**Tarefa curta A**
Transcreva do texto sobre a mãe solo o trecho que começa em "A figura da" e termina em "do Sul (PUCRS)".
**Tarefa curta B**
Responda com base no texto sobre a mãe solo:
(i) Em que data o texto foi postado?
(ii) Que dois diplomas legais reconhecem o direito à convivência familiar como direito fundamental?
(iii) Que violência silenciosa o texto diz haver por trás das estatísticas alarmantes?

**Texto fornecido**
--- --- ---
Aline Lopes

A figura da mãe solo e a responsabilidade civil do abandonador

Postado em 18 de junho de 2025 Por Aline Maria Lopes da Silva Analista Jurídica, Pós graduanda em Direito das Famílias e Sucessões, Pós graduanda em Direito Público: Administrativo, Constitucional e Tributário pela Pontifícia Universidade Católica do Rio Grande do Sul (PUCRS)

A realidade da mãe solo no Brasil é um retrato escancarado das desigualdades estruturais de gênero e da omissão paterna institucionalizada. Por trás de estatísticas alarmantes, que revelam milhões de crianças sem o nome do pai na certidão de nascimento e uma esmagadora maioria de lares chefiados por mulheres, há uma silenciosa violência emocional: o abandono afetivo.

Embora a Constituição Federal de 1988 e o Estatuto da Criança e do Adolescente reconheçam o direito à convivência familiar como um direito fundamental, a prática social demonstra que a ausência paterna ainda é tratada com permissividade. A omissão do genitor vai muito além da falta de pagamento de pensão alimentícia. Trata-se da violação direta do direito ao afeto, ao cuidado e à presença, valores constitutivos da formação da personalidade da criança.
--- --- ---
[Listagens de localização de elementos]
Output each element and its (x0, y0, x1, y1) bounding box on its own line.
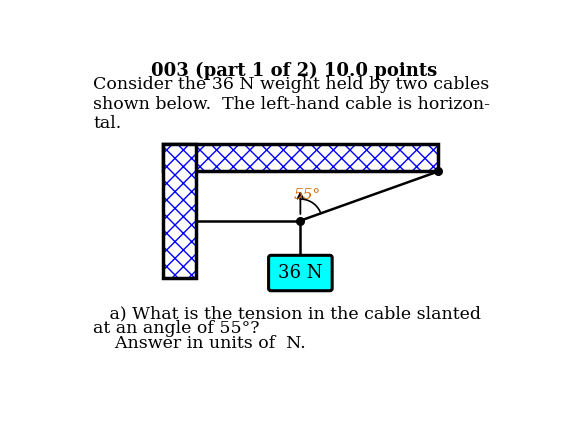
Text: 55°: 55° (294, 188, 321, 202)
Bar (163, 143, 196, 279)
Text: a) What is the tension in the cable slanted: a) What is the tension in the cable slan… (94, 305, 482, 323)
Bar (163, 143, 439, 172)
Text: Answer in units of  N.: Answer in units of N. (94, 334, 306, 352)
Bar (163, 143, 196, 279)
Text: 003 (part 1 of 2) 10.0 points: 003 (part 1 of 2) 10.0 points (151, 62, 437, 80)
Text: Consider the 36 N weight held by two cables
shown below.  The left-hand cable is: Consider the 36 N weight held by two cab… (94, 76, 490, 132)
FancyBboxPatch shape (269, 255, 332, 291)
Bar (163, 143, 439, 172)
Text: 36 N: 36 N (278, 264, 323, 282)
Bar (163, 143, 439, 172)
Text: at an angle of 55°?: at an angle of 55°? (94, 320, 260, 337)
Bar (163, 143, 196, 279)
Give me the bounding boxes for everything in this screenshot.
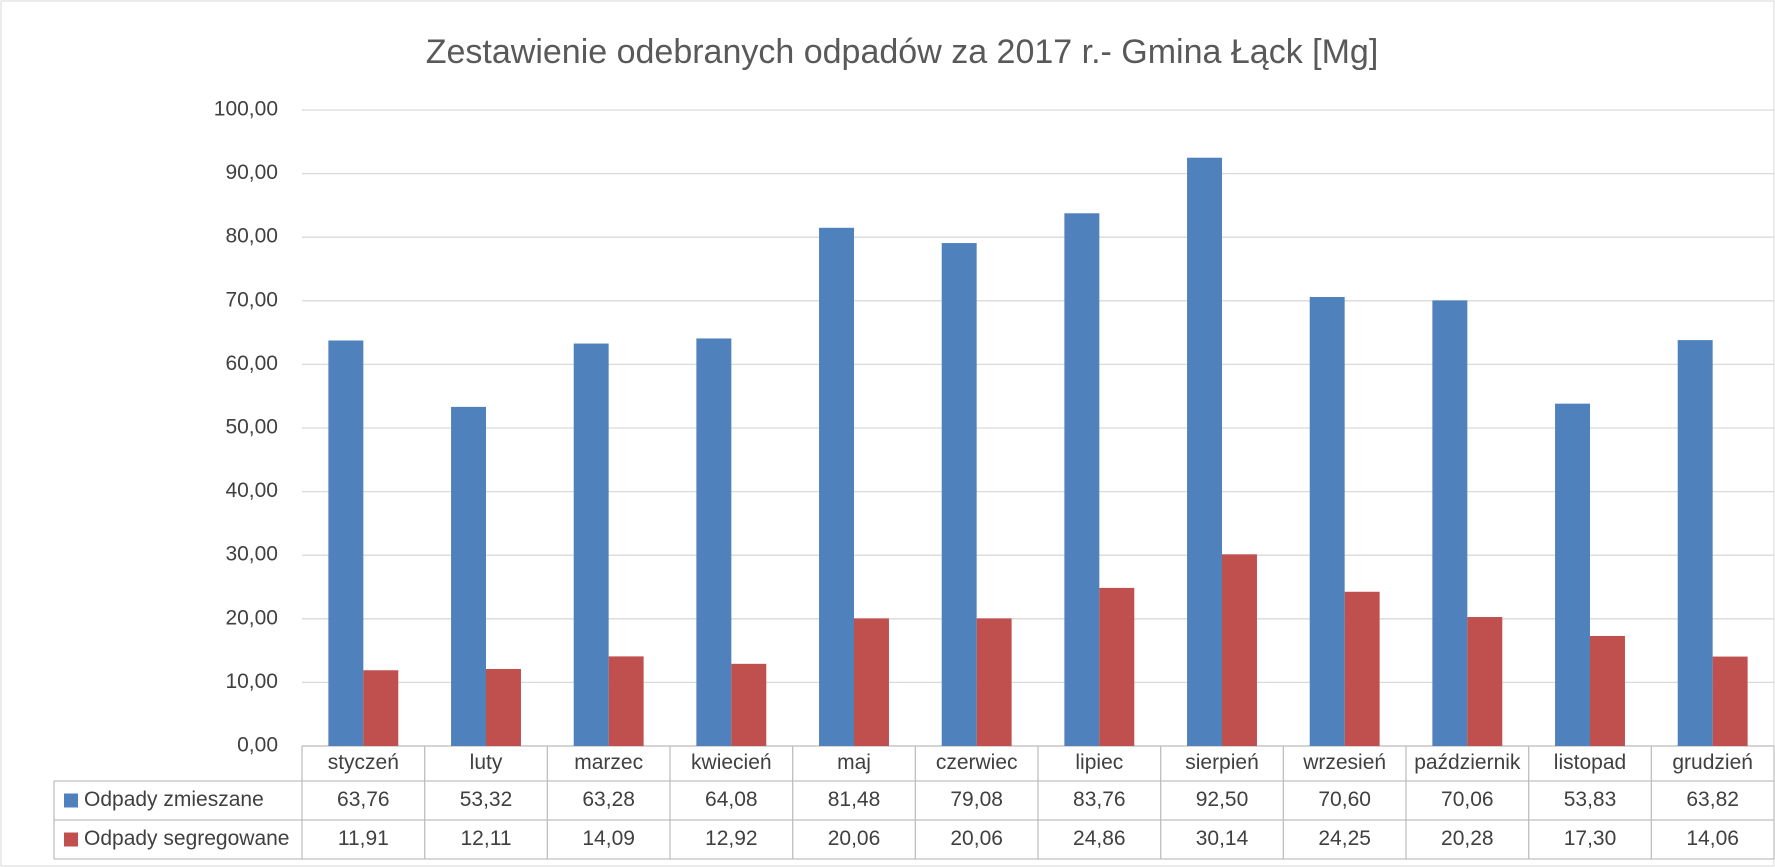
table-value: 24,25 <box>1318 827 1371 850</box>
bar <box>1590 635 1625 746</box>
x-tick-label: styczeń <box>328 751 399 774</box>
bar <box>486 668 521 746</box>
table-value: 70,06 <box>1441 788 1494 811</box>
y-tick-label: 0,00 <box>237 734 278 757</box>
table-value: 20,06 <box>828 827 881 850</box>
table-value: 14,06 <box>1686 827 1739 850</box>
y-tick-label: 30,00 <box>225 543 278 566</box>
table-value: 53,83 <box>1564 788 1617 811</box>
table-value: 92,50 <box>1196 788 1249 811</box>
y-tick-label: 90,00 <box>225 161 278 184</box>
x-tick-label: kwiecień <box>691 751 772 774</box>
bar <box>941 243 977 746</box>
table-value: 53,32 <box>460 788 513 811</box>
bar <box>1467 617 1503 746</box>
table-value: 63,82 <box>1686 788 1739 811</box>
y-tick-label: 70,00 <box>225 288 278 311</box>
bar <box>1555 403 1590 746</box>
bar <box>1309 296 1345 746</box>
legend-label: Odpady zmieszane <box>84 788 264 811</box>
bar <box>1187 157 1222 746</box>
y-tick-label: 60,00 <box>225 352 278 375</box>
bar <box>731 663 767 746</box>
x-tick-label: listopad <box>1554 751 1626 774</box>
table-value: 79,08 <box>950 788 1003 811</box>
table-value: 24,86 <box>1073 827 1126 850</box>
table-value: 63,76 <box>337 788 390 811</box>
bar <box>363 670 399 746</box>
x-tick-label: sierpień <box>1185 751 1259 774</box>
bar <box>608 656 644 746</box>
legend-label: Odpady segregowane <box>84 827 289 850</box>
table-value: 70,60 <box>1318 788 1371 811</box>
table-value: 17,30 <box>1564 827 1617 850</box>
x-tick-label: maj <box>837 751 871 774</box>
bar <box>1344 591 1380 746</box>
bar <box>1064 213 1100 747</box>
table-value: 63,28 <box>582 788 635 811</box>
y-tick-label: 40,00 <box>225 479 278 502</box>
x-tick-label: marzec <box>574 751 643 774</box>
bar <box>854 618 889 746</box>
x-tick-label: lipiec <box>1075 751 1123 774</box>
bar <box>451 406 486 746</box>
table-value: 81,48 <box>828 788 881 811</box>
table-value: 64,08 <box>705 788 758 811</box>
bar <box>1712 656 1748 746</box>
x-tick-label: wrzesień <box>1302 751 1386 774</box>
bar <box>1222 554 1257 746</box>
bar <box>1432 300 1468 746</box>
table-value: 12,92 <box>705 827 758 850</box>
legend-swatch <box>64 793 78 808</box>
table-value: 20,28 <box>1441 827 1494 850</box>
x-tick-label: czerwiec <box>936 751 1018 774</box>
bar <box>976 618 1012 746</box>
legend-swatch <box>64 832 78 847</box>
y-tick-label: 80,00 <box>225 225 278 248</box>
bar <box>819 227 854 746</box>
bar <box>328 340 364 746</box>
table-value: 83,76 <box>1073 788 1126 811</box>
table-value: 11,91 <box>338 827 389 850</box>
table-value: 20,06 <box>950 827 1003 850</box>
y-tick-label: 10,00 <box>225 670 278 693</box>
x-tick-label: grudzień <box>1672 751 1753 774</box>
bar <box>573 343 609 746</box>
y-tick-label: 20,00 <box>225 606 278 629</box>
x-tick-label: październik <box>1414 751 1521 774</box>
y-tick-label: 100,00 <box>214 98 278 121</box>
chart-title: Zestawienie odebranych odpadów za 2017 r… <box>426 33 1379 71</box>
x-tick-label: luty <box>470 751 503 774</box>
bar <box>696 338 732 746</box>
table-value: 14,09 <box>582 827 635 850</box>
table-value: 30,14 <box>1196 827 1249 850</box>
y-tick-label: 50,00 <box>225 416 278 439</box>
table-value: 12,11 <box>461 827 512 850</box>
bar <box>1677 340 1713 746</box>
bar <box>1099 587 1135 746</box>
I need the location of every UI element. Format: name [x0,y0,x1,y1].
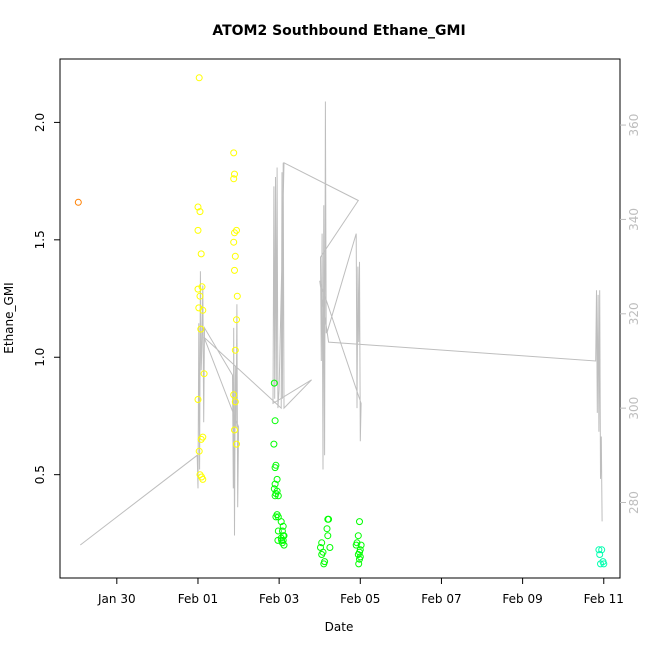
data-point [196,208,204,216]
data-point [272,513,280,521]
y2-tick-label: 320 [627,302,641,325]
x-tick-label: Feb 03 [259,592,299,606]
data-point [199,306,207,314]
data-point [274,527,282,535]
x-tick-label: Feb 11 [584,592,624,606]
data-point [352,541,360,549]
y2-axis: 280 300 320 340 360 [620,114,641,514]
y-tick-label: 1.5 [33,230,47,249]
data-point [274,492,282,500]
data-point [194,226,202,234]
data-point [195,447,203,455]
y-axis-label: Ethane_GMI [2,282,16,353]
data-point [197,250,205,258]
data-point [325,515,333,523]
points-layer [74,74,608,568]
data-point [270,440,278,448]
data-point [356,518,363,526]
x-axis-label: Date [325,620,354,634]
data-point [194,285,202,293]
data-point [195,74,203,82]
data-point [231,229,238,237]
x-tick-label: Feb 07 [421,592,461,606]
x-tick-label: Feb 01 [178,592,218,606]
secondary-line-layer [79,101,603,546]
data-point [326,544,334,551]
data-point [274,513,282,521]
data-point [233,292,241,300]
data-point [233,440,240,448]
y-tick-label: 0.5 [33,465,47,484]
data-point [278,527,286,535]
data-point [231,346,239,354]
data-point [595,546,603,554]
data-point [200,370,208,378]
data-point [231,398,239,406]
x-axis: Jan 30 Feb 01 Feb 03 Feb 05 Feb 07 Feb 09 Feb … [97,578,624,606]
y2-tick-label: 340 [627,208,641,231]
data-point [279,532,287,540]
data-point [197,435,205,443]
data-point [197,325,205,333]
data-point [600,560,608,568]
data-point [199,475,207,483]
data-point [271,492,279,500]
data-point [231,170,238,178]
data-point [230,238,238,246]
x-tick-label: Feb 05 [340,592,380,606]
data-point [230,175,238,183]
data-point [233,316,240,324]
data-point [271,417,279,425]
data-point [318,539,326,547]
data-point [278,536,286,544]
y-tick-label: 1.0 [33,348,47,367]
chart-title: ATOM2 Southbound Ethane_GMI [212,23,465,39]
x-tick-label: Jan 30 [97,592,136,606]
data-point [196,292,204,300]
data-point [74,198,82,206]
data-point [356,555,363,563]
data-point [231,426,238,434]
data-point [271,480,279,488]
data-point [231,252,239,260]
data-point [270,379,278,387]
data-point [597,560,604,568]
data-point [357,541,365,549]
secondary-series-line [79,101,603,546]
y-tick-label: 2.0 [33,113,47,132]
data-point [230,391,238,399]
y2-tick-label: 300 [627,397,641,420]
data-point [230,149,238,157]
plot-frame [59,58,621,579]
data-point [320,560,328,568]
data-point [194,203,202,211]
data-point [279,522,287,530]
data-point [598,546,606,554]
data-point [324,532,332,540]
data-point [318,551,326,558]
data-point [323,525,331,533]
data-point [355,560,363,568]
data-point [271,464,279,472]
data-point [596,551,604,558]
data-point [194,396,202,403]
y2-tick-label: 280 [627,491,641,514]
y-axis: 0.5 1.0 1.5 2.0 [33,113,60,484]
data-point [273,475,281,483]
data-point [231,266,238,274]
data-point [274,536,282,544]
x-tick-label: Feb 09 [502,592,542,606]
data-point [198,283,206,291]
y2-tick-label: 360 [627,114,641,137]
data-point [354,532,362,540]
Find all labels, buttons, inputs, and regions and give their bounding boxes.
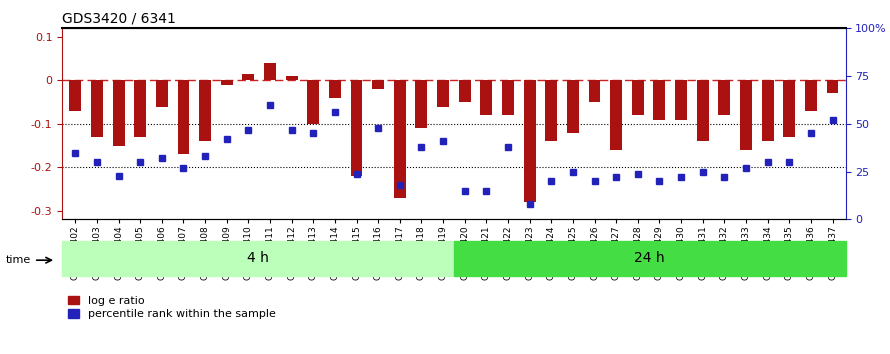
Bar: [454, 241, 846, 276]
Bar: [697, 80, 708, 141]
Bar: [329, 80, 341, 98]
Bar: [632, 80, 643, 115]
Bar: [372, 80, 384, 89]
Bar: [394, 80, 406, 198]
Bar: [805, 80, 817, 111]
Bar: [827, 80, 838, 93]
Bar: [588, 80, 601, 102]
Bar: [134, 80, 146, 137]
Bar: [91, 80, 103, 137]
Bar: [307, 80, 320, 124]
Text: 24 h: 24 h: [635, 251, 665, 266]
Bar: [676, 80, 687, 120]
Bar: [286, 76, 297, 80]
Bar: [546, 80, 557, 141]
Legend: log e ratio, percentile rank within the sample: log e ratio, percentile rank within the …: [68, 296, 276, 319]
Bar: [481, 80, 492, 115]
Bar: [653, 80, 666, 120]
Bar: [416, 80, 427, 128]
Bar: [611, 80, 622, 150]
Bar: [502, 80, 514, 115]
Bar: [523, 80, 536, 202]
Bar: [113, 80, 125, 145]
Text: 4 h: 4 h: [247, 251, 269, 266]
Bar: [783, 80, 795, 137]
Bar: [221, 80, 232, 85]
Text: GDS3420 / 6341: GDS3420 / 6341: [62, 12, 176, 26]
Bar: [437, 80, 449, 107]
Bar: [177, 80, 190, 154]
Bar: [199, 80, 211, 141]
Bar: [718, 80, 731, 115]
Bar: [69, 80, 81, 111]
Bar: [62, 241, 454, 276]
Bar: [458, 80, 471, 102]
Bar: [242, 74, 255, 80]
Text: time: time: [6, 255, 31, 265]
Bar: [740, 80, 752, 150]
Bar: [351, 80, 362, 176]
Bar: [567, 80, 579, 133]
Bar: [264, 63, 276, 80]
Bar: [156, 80, 168, 107]
Bar: [762, 80, 773, 141]
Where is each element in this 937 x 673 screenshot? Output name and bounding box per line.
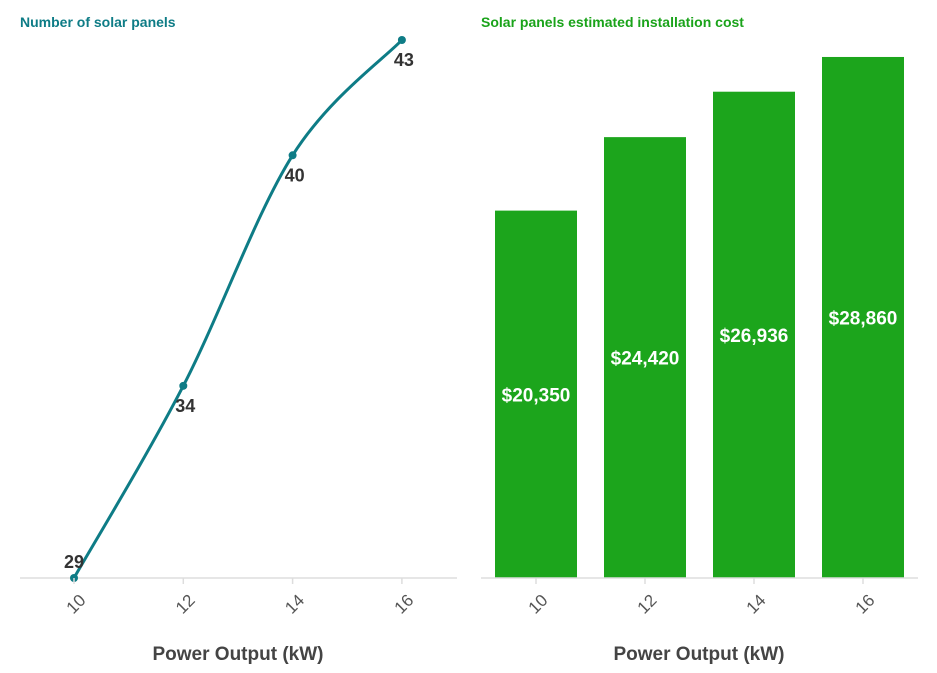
bar: [495, 210, 577, 579]
series-line: [72, 38, 403, 579]
data-label: 40: [285, 165, 305, 185]
data-label: 29: [64, 552, 84, 572]
data-point: [179, 381, 188, 390]
x-tick-label: 12: [172, 591, 199, 618]
panels-count-plot: 29 10 34 12 40 14 43 16 Power Output (kW): [20, 36, 457, 665]
x-tick-label: 14: [281, 591, 308, 618]
data-label: $24,420: [611, 349, 680, 370]
x-tick-label: 10: [525, 591, 552, 618]
data-point: [397, 36, 406, 44]
bar: [713, 91, 795, 578]
x-tick-label: 12: [634, 591, 661, 618]
data-label: 34: [175, 396, 195, 416]
bar: [604, 137, 686, 579]
data-label: $26,936: [720, 326, 789, 347]
data-label: 43: [394, 50, 414, 70]
data-label: $20,350: [502, 385, 571, 406]
bar: [822, 56, 904, 579]
x-tick-label: 16: [852, 591, 879, 618]
data-point: [288, 151, 297, 160]
chart-title: Solar panels estimated installation cost: [481, 14, 744, 30]
x-axis-title: Power Output (kW): [614, 644, 785, 665]
x-axis-title: Power Output (kW): [153, 644, 324, 665]
installation-cost-chart: Solar panels estimated installation cost…: [468, 0, 937, 673]
panels-count-chart: Number of solar panels 29 10 34 12 40 14 43 16 P…: [0, 0, 468, 673]
installation-cost-plot: $20,350 10 $24,420 12 $26,936 14 $28,860 16 Powe…: [481, 56, 918, 665]
data-label: $28,860: [829, 308, 898, 329]
x-tick-label: 10: [63, 591, 90, 618]
x-tick-label: 16: [391, 591, 418, 618]
x-tick-label: 14: [743, 591, 770, 618]
chart-title: Number of solar panels: [20, 14, 176, 30]
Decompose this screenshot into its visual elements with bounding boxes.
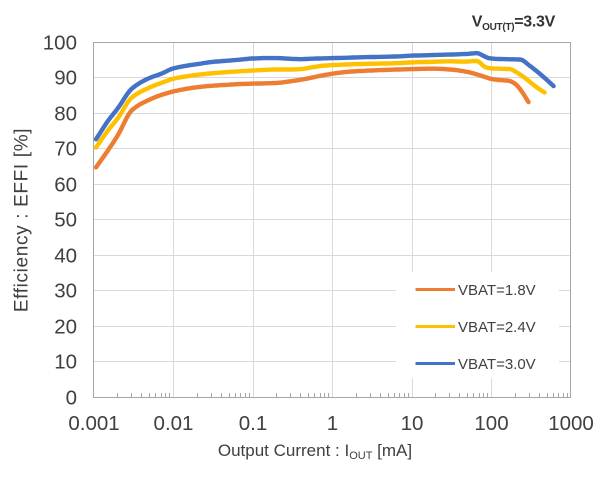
svg-text:20: 20 — [54, 316, 77, 339]
svg-text:100: 100 — [43, 32, 77, 55]
svg-text:10: 10 — [54, 351, 77, 374]
svg-text:VBAT=2.4V: VBAT=2.4V — [458, 319, 536, 336]
svg-text:10: 10 — [401, 412, 424, 435]
svg-text:1000: 1000 — [548, 412, 594, 435]
svg-text:0.01: 0.01 — [154, 412, 194, 435]
svg-text:Efficiency : EFFI [%]: Efficiency : EFFI [%] — [12, 128, 33, 312]
svg-text:VBAT=3.0V: VBAT=3.0V — [458, 356, 536, 373]
svg-text:60: 60 — [54, 174, 77, 197]
svg-text:90: 90 — [54, 67, 77, 90]
svg-text:0: 0 — [66, 387, 77, 410]
svg-text:1: 1 — [327, 412, 338, 435]
svg-text:40: 40 — [54, 245, 77, 268]
svg-text:30: 30 — [54, 280, 77, 303]
svg-text:70: 70 — [54, 138, 77, 161]
svg-text:0.001: 0.001 — [68, 412, 119, 435]
svg-text:80: 80 — [54, 103, 77, 126]
svg-text:Output Current : IOUT [mA]: Output Current : IOUT [mA] — [218, 441, 412, 462]
svg-text:0.1: 0.1 — [239, 412, 268, 435]
svg-text:VBAT=1.8V: VBAT=1.8V — [458, 282, 536, 299]
svg-text:100: 100 — [474, 412, 508, 435]
svg-text:50: 50 — [54, 209, 77, 232]
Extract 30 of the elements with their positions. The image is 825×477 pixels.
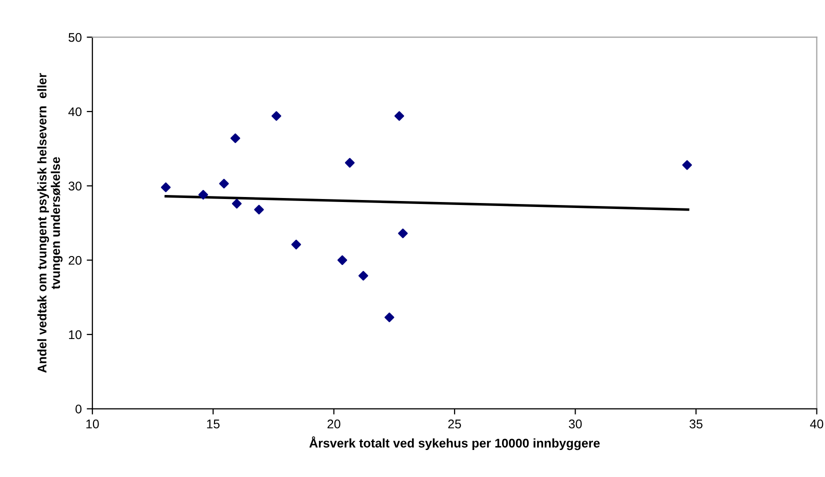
- point: [384, 312, 394, 322]
- y-tick-label: 0: [76, 404, 82, 414]
- point: [254, 204, 264, 214]
- point: [272, 111, 282, 121]
- point: [160, 182, 171, 192]
- point: [394, 111, 404, 121]
- point: [291, 240, 302, 250]
- x-tick-label: 35: [690, 420, 702, 428]
- x-tick-label: 10: [86, 420, 99, 428]
- y-tick-label: 50: [68, 33, 82, 42]
- point: [358, 270, 368, 281]
- point: [337, 255, 348, 266]
- x-axis-title: Årsverk totalt ved sykehus per 10000 innbyggere: [309, 436, 600, 450]
- point: [344, 158, 355, 168]
- x-tick-label: 20: [328, 420, 340, 428]
- y-tick-label: 10: [69, 330, 82, 340]
- y-tick-label: 30: [68, 182, 82, 190]
- point: [230, 133, 240, 144]
- point: [398, 228, 408, 238]
- y-tick-label: 20: [68, 256, 82, 265]
- point: [682, 160, 692, 170]
- x-tick-label: 25: [448, 420, 462, 428]
- x-tick-label: 40: [810, 420, 824, 428]
- point: [198, 190, 208, 200]
- y-axis-title: Andel vedtak om tvungent psykisk helsevern eller tvungen undersøkelse: [37, 73, 63, 373]
- point: [219, 178, 229, 188]
- x-tick-label: 30: [568, 420, 582, 428]
- y-tick-label: 40: [68, 107, 82, 116]
- x-tick-label: 15: [207, 420, 220, 428]
- point: [232, 198, 242, 209]
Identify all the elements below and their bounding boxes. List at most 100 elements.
--- --- ---
**Resposta da tarefa A**
A figura da mãe solo e a responsabilidade civil do abandonador

Postado em 18 de junho de 2025 Por Aline Maria Lopes da Silva Analista Jurídica, Pós graduanda em Direito das Famílias e Sucessões, Pós graduanda em Direito Público: Administrativo, Constitucional e Tributário pela Pontifícia Universidade Católica do Rio Grande do Sul (PUCRS)

**Resposta da tarefa B**
(i) 18 de junho de 2025.
(ii) A Constituição Federal de 1988 e o Estatuto da Criança e do Adolescente.
(iii) O abandono afetivo, uma violência emocional.